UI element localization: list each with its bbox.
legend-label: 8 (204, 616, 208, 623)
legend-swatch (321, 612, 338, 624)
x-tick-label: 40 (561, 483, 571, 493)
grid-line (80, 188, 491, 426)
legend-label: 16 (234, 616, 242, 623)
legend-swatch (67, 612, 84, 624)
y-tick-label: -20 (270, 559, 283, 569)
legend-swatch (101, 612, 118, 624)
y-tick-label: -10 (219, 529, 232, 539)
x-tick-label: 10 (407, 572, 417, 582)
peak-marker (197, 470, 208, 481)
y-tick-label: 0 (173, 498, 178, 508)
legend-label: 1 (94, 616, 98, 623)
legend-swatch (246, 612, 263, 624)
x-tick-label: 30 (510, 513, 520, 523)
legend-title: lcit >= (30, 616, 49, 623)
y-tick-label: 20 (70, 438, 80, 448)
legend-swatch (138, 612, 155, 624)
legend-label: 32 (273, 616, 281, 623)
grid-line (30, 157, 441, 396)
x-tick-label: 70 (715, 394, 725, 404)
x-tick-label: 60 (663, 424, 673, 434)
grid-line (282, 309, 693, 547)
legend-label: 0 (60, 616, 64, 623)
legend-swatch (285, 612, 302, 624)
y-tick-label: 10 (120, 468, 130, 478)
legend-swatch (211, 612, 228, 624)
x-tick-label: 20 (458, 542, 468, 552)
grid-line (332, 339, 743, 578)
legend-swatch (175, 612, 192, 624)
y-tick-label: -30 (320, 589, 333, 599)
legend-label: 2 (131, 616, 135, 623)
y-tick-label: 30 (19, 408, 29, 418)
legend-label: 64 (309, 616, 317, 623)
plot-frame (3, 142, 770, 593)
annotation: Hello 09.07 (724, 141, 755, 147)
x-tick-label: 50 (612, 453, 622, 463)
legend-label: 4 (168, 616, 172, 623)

▬▬▬

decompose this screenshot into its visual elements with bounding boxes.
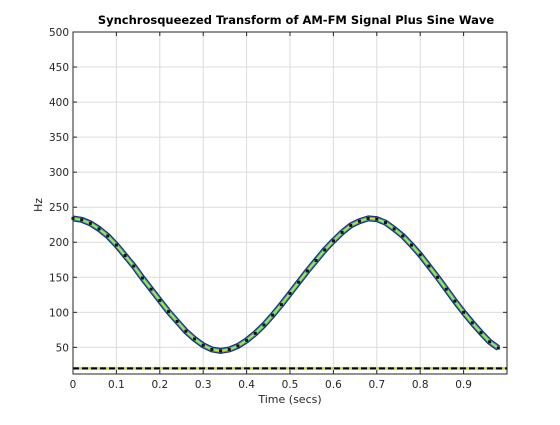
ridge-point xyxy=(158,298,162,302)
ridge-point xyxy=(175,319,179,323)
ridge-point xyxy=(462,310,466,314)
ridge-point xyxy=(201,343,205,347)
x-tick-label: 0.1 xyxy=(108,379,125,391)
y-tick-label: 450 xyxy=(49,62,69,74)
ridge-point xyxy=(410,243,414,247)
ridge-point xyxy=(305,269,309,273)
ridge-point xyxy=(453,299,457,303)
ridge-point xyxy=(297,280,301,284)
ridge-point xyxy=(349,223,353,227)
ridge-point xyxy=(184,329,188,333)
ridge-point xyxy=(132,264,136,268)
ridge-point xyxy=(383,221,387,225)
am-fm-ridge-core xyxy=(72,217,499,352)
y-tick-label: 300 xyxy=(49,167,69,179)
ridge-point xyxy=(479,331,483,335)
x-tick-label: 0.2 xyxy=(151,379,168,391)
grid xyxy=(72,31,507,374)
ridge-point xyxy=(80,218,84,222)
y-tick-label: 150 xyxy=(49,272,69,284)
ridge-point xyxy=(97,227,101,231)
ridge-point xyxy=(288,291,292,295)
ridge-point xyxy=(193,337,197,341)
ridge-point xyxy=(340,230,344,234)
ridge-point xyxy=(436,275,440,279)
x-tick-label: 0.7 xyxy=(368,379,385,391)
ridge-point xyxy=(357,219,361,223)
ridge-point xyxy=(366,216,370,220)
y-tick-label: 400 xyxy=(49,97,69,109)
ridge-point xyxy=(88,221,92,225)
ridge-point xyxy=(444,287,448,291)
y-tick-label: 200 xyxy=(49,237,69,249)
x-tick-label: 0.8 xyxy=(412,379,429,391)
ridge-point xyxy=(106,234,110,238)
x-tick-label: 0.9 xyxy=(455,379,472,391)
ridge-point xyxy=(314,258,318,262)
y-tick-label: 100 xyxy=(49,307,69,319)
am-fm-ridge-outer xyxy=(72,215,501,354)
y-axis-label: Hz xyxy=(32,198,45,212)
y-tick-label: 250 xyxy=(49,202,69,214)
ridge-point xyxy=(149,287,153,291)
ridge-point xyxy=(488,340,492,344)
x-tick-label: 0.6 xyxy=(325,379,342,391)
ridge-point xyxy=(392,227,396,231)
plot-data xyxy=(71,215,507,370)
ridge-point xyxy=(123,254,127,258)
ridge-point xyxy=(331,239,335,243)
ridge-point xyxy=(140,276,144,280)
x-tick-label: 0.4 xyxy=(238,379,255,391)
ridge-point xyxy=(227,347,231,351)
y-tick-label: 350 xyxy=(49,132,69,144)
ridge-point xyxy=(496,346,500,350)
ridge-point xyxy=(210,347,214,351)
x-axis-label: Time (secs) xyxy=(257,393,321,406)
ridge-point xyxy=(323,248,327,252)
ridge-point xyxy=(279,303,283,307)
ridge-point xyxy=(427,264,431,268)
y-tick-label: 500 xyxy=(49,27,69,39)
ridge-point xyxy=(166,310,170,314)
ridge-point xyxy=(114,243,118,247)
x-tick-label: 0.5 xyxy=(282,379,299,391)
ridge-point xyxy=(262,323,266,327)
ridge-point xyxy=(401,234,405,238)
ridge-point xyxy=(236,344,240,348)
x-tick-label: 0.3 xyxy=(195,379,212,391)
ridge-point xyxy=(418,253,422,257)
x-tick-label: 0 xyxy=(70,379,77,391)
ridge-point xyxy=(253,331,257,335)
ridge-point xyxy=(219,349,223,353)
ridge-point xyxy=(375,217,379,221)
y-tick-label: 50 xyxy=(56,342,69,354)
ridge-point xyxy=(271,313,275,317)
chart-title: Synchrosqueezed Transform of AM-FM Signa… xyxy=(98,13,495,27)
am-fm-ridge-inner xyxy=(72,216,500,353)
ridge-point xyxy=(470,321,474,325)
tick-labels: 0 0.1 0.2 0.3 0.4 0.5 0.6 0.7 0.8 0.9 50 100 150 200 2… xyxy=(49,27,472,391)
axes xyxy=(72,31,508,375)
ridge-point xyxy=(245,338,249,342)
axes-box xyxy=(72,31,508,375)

▬▬▬

**練習問題**
上のリストのうち、「ridge-point xyxy=(158,298,162,302)」を含む行から「y-axis-label: Hz xyxy=(32,198,45,212)」を含む行までを、両端の行も含めてすべて一字一句そのまま書き写しなさい。

**正解**
ridge-point xyxy=(158,298,162,302)
ridge-point xyxy=(175,319,179,323)
ridge-point xyxy=(462,310,466,314)
ridge-point xyxy=(201,343,205,347)
x-tick-label: 0.1 xyxy=(108,379,125,391)
y-tick-label: 450 xyxy=(49,62,69,74)
ridge-point xyxy=(410,243,414,247)
ridge-point xyxy=(305,269,309,273)
ridge-point xyxy=(453,299,457,303)
ridge-point xyxy=(297,280,301,284)
ridge-point xyxy=(349,223,353,227)
ridge-point xyxy=(184,329,188,333)
ridge-point xyxy=(132,264,136,268)
ridge-point xyxy=(383,221,387,225)
am-fm-ridge-core xyxy=(72,217,499,352)
y-tick-label: 300 xyxy=(49,167,69,179)
ridge-point xyxy=(479,331,483,335)
x-tick-label: 0.2 xyxy=(151,379,168,391)
grid xyxy=(72,31,507,374)
ridge-point xyxy=(80,218,84,222)
y-tick-label: 150 xyxy=(49,272,69,284)
ridge-point xyxy=(97,227,101,231)
ridge-point xyxy=(288,291,292,295)
ridge-point xyxy=(193,337,197,341)
ridge-point xyxy=(340,230,344,234)
ridge-point xyxy=(436,275,440,279)
x-tick-label: 0.7 xyxy=(368,379,385,391)
ridge-point xyxy=(357,219,361,223)
ridge-point xyxy=(366,216,370,220)
y-tick-label: 400 xyxy=(49,97,69,109)
ridge-point xyxy=(88,221,92,225)
ridge-point xyxy=(444,287,448,291)
y-tick-label: 200 xyxy=(49,237,69,249)
x-tick-label: 0.8 xyxy=(412,379,429,391)
ridge-point xyxy=(106,234,110,238)
x-tick-label: 0.9 xyxy=(455,379,472,391)
ridge-point xyxy=(314,258,318,262)
y-tick-label: 100 xyxy=(49,307,69,319)
am-fm-ridge-outer xyxy=(72,215,501,354)
y-axis-label: Hz xyxy=(32,198,45,212)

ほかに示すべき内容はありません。